━━━ Extracted information ━━━

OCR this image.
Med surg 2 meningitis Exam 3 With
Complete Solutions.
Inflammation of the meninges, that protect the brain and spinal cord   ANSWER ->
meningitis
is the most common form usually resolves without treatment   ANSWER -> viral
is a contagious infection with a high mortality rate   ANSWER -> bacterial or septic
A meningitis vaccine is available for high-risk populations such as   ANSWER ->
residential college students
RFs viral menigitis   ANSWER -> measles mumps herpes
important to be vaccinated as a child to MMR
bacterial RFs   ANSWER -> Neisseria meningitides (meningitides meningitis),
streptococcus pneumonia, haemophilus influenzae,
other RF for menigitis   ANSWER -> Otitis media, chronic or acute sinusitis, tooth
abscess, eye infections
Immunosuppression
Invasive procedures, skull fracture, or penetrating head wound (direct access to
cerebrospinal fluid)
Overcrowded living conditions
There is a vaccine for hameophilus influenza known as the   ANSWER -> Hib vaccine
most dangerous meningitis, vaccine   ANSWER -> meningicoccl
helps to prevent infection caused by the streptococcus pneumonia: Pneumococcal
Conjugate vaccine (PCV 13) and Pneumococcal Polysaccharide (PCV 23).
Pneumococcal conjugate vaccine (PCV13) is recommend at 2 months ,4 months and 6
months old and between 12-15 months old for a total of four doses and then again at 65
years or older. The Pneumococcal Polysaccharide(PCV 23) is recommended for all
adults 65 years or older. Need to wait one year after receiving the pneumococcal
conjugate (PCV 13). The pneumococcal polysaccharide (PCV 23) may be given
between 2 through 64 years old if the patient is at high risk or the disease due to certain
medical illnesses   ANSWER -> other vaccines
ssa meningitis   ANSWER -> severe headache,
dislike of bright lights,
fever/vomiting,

━━━

Problem requirements:
The lines holding the word "bacterial" are the answer. Pull them out of the records and copy them.

Written answer:
is a contagious infection with a high mortality rate   ANSWER -> bacterial or septic
bacterial RFs   ANSWER -> Neisseria meningitides (meningitides meningitis),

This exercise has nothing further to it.